(WRITTEN EXERCISE): Report how many lines of the records below include the word "text". Give nothing but the number.

(GIVEN DATA):

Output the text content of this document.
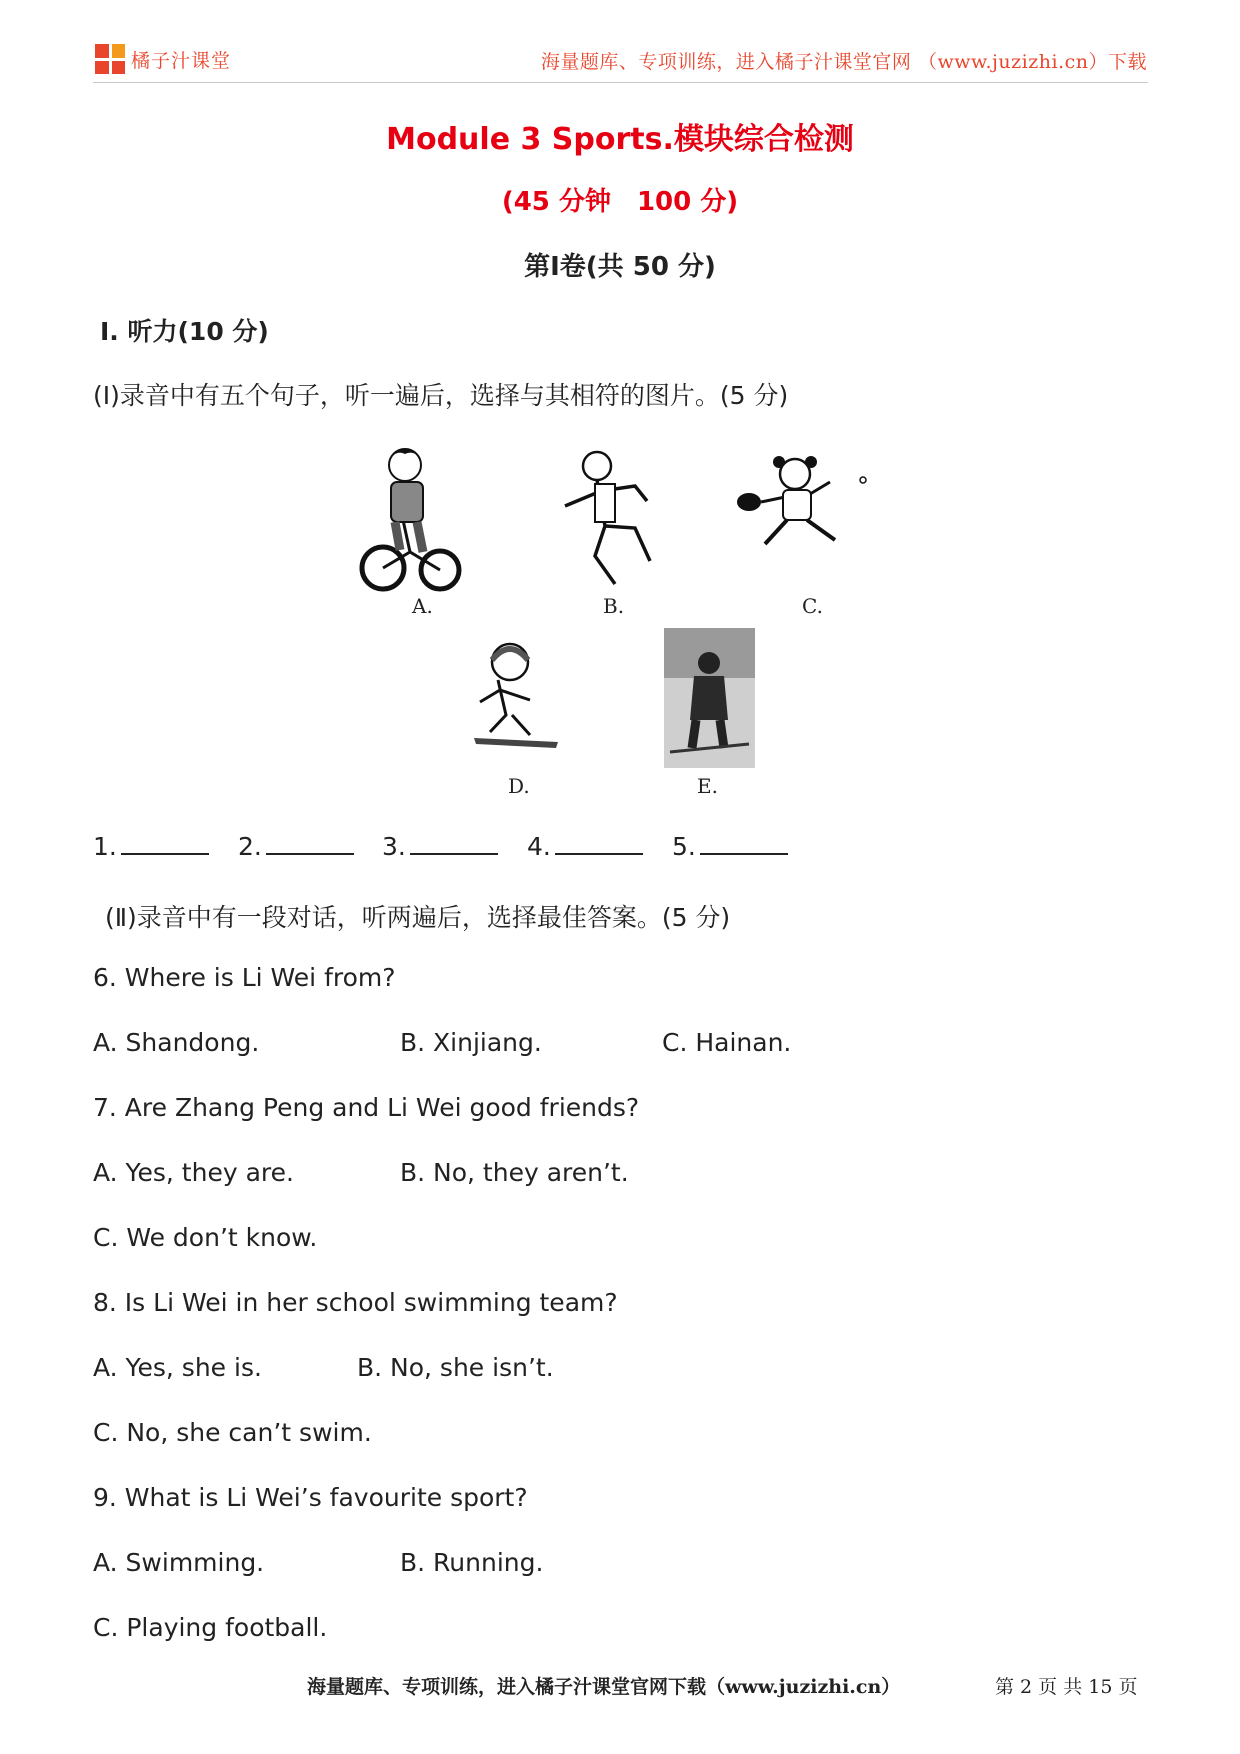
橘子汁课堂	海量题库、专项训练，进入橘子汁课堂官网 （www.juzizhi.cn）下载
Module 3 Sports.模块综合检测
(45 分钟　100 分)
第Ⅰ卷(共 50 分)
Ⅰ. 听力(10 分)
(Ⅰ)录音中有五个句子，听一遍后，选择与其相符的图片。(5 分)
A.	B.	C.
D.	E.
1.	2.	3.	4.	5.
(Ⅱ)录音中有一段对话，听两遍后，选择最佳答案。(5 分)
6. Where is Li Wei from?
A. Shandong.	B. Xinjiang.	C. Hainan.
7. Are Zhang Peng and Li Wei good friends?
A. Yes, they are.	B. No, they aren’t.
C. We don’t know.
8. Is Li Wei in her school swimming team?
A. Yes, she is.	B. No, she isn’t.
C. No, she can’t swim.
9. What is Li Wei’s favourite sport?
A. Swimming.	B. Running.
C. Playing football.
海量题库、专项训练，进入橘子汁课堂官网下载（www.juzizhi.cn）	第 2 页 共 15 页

...

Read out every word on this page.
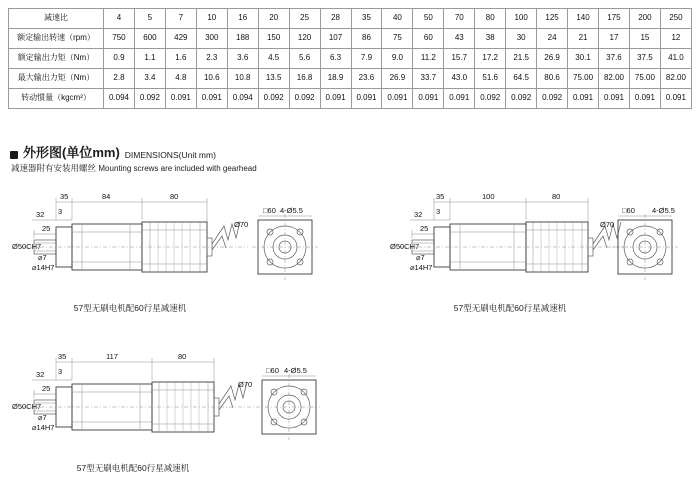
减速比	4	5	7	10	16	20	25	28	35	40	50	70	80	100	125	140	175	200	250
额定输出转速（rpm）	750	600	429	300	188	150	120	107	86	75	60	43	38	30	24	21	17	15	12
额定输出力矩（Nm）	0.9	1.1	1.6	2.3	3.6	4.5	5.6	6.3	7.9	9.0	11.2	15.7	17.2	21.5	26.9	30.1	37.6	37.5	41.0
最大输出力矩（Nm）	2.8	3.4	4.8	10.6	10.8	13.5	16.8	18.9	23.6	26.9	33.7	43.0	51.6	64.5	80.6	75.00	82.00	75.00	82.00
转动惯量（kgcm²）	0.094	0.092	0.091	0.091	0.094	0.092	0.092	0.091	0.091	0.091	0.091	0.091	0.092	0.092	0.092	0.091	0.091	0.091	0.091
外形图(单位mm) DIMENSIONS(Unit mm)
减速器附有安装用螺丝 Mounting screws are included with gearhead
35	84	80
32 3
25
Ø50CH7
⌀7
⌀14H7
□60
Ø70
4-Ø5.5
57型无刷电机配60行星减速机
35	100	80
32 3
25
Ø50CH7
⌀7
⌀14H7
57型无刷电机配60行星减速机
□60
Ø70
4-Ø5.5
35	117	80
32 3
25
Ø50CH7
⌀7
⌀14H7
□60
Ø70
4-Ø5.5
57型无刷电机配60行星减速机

---

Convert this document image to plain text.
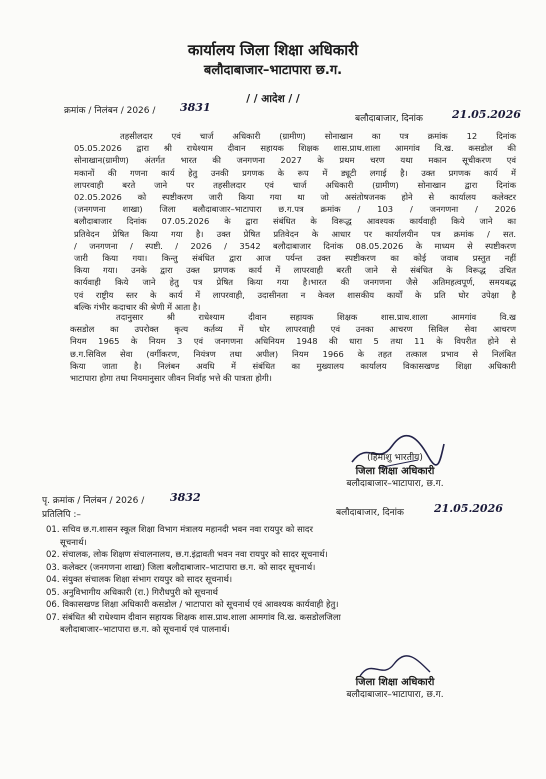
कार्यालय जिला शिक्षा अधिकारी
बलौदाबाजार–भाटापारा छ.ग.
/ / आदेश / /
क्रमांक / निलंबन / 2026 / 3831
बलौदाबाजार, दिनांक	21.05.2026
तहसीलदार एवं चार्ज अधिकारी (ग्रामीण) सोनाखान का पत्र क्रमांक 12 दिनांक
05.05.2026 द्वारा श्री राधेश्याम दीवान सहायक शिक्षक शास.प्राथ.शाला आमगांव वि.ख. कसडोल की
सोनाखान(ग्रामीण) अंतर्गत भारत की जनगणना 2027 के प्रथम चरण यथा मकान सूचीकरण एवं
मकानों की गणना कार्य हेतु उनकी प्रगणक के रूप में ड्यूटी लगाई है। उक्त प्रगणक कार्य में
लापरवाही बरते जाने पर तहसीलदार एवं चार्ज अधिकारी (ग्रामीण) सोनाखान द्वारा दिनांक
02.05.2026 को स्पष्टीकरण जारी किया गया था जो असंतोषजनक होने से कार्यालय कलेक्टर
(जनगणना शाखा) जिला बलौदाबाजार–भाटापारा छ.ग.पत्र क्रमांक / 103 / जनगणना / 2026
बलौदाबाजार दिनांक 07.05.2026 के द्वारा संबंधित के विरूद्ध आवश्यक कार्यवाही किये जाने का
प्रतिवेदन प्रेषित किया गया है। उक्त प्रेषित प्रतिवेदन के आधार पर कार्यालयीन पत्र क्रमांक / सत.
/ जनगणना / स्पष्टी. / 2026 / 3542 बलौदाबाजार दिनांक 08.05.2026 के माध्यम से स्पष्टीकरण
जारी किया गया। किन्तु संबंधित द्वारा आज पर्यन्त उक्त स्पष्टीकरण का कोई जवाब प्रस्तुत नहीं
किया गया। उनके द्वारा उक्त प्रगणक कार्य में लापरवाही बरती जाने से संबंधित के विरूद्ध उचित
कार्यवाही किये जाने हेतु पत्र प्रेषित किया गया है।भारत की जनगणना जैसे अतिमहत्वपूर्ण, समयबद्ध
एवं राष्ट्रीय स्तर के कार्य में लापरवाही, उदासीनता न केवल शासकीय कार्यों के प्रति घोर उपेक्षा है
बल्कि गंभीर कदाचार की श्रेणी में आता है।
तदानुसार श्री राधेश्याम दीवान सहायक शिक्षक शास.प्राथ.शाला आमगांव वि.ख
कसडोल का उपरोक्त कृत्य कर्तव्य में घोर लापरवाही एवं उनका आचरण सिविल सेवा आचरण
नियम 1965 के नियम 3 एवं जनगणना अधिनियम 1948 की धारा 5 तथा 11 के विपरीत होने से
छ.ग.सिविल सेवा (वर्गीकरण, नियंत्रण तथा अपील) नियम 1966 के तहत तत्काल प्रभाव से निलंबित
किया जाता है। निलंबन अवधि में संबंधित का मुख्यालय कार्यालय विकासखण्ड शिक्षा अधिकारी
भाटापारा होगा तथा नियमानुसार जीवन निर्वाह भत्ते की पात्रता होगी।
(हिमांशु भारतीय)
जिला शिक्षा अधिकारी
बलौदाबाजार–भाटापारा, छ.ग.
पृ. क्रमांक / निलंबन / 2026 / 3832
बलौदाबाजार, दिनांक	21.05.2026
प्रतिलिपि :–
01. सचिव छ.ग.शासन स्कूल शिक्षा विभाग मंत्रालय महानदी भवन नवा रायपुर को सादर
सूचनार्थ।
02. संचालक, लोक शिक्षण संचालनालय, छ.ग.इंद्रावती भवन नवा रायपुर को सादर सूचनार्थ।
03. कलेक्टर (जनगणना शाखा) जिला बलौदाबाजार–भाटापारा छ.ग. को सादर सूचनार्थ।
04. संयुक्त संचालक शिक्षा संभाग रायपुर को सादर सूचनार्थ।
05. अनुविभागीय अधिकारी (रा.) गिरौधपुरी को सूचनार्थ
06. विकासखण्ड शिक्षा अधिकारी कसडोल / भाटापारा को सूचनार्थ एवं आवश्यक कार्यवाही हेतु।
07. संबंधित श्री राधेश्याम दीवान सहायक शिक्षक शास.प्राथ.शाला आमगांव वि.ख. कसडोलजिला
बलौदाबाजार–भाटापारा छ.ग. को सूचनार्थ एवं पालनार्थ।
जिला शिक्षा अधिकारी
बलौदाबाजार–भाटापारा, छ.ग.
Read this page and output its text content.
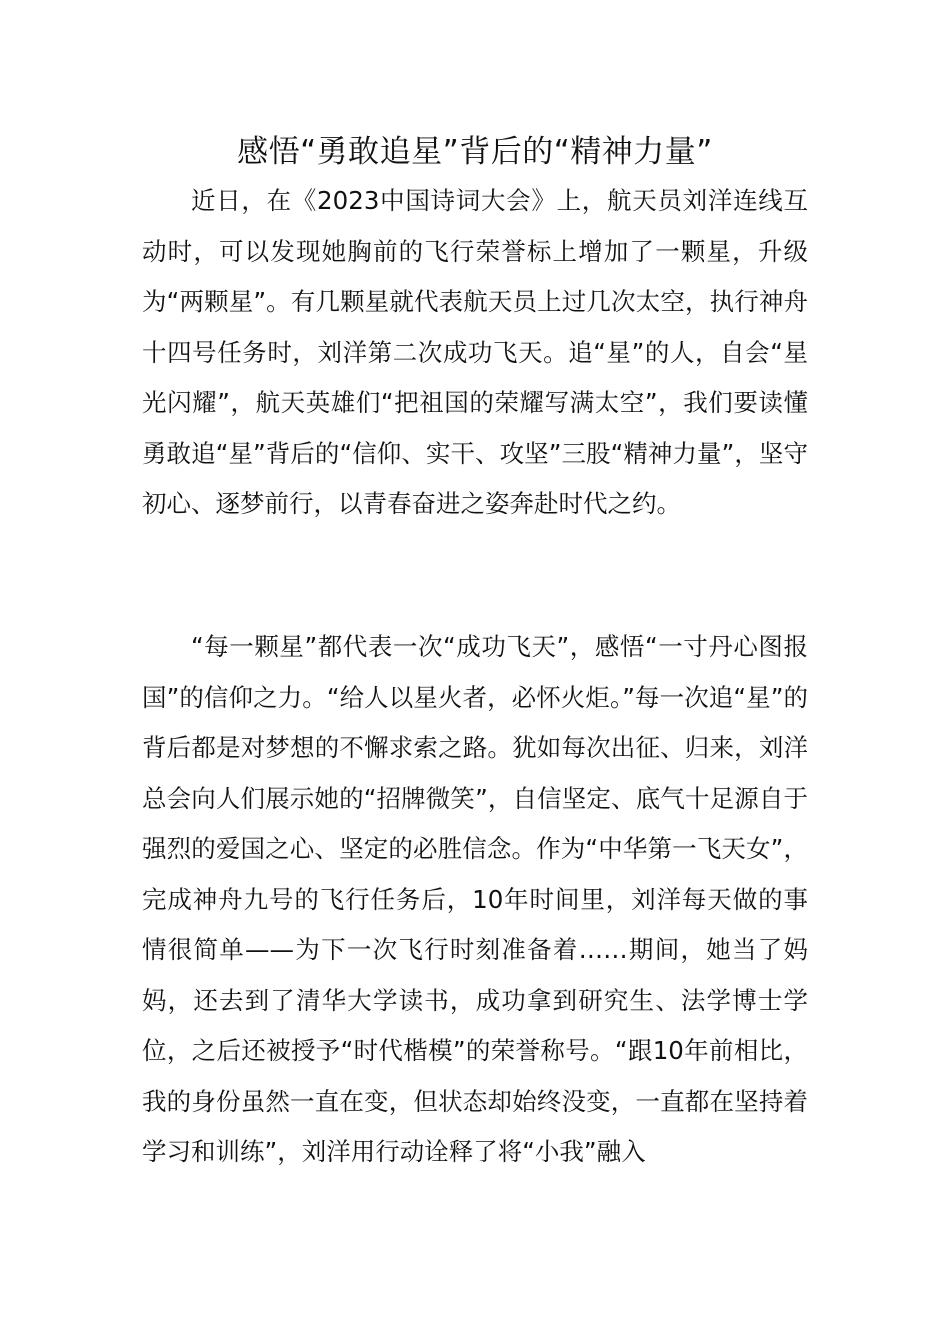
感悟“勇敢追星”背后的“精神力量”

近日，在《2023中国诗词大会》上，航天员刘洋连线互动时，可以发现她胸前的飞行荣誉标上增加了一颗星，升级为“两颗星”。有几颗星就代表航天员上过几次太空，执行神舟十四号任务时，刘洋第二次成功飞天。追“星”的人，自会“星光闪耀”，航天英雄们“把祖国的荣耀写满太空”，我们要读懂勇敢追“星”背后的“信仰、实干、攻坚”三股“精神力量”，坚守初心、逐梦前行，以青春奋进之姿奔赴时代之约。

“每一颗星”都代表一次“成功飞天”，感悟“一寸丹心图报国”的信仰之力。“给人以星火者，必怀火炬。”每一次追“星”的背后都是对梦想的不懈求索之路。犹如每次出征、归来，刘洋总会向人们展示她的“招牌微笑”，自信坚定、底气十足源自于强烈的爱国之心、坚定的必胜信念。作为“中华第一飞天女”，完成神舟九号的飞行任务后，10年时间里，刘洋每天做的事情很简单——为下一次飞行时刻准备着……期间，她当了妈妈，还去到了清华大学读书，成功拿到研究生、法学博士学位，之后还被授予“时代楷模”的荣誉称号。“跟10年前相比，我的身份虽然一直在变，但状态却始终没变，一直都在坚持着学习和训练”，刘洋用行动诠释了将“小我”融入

(SOLUTION FOR THIS EXERCISE): 3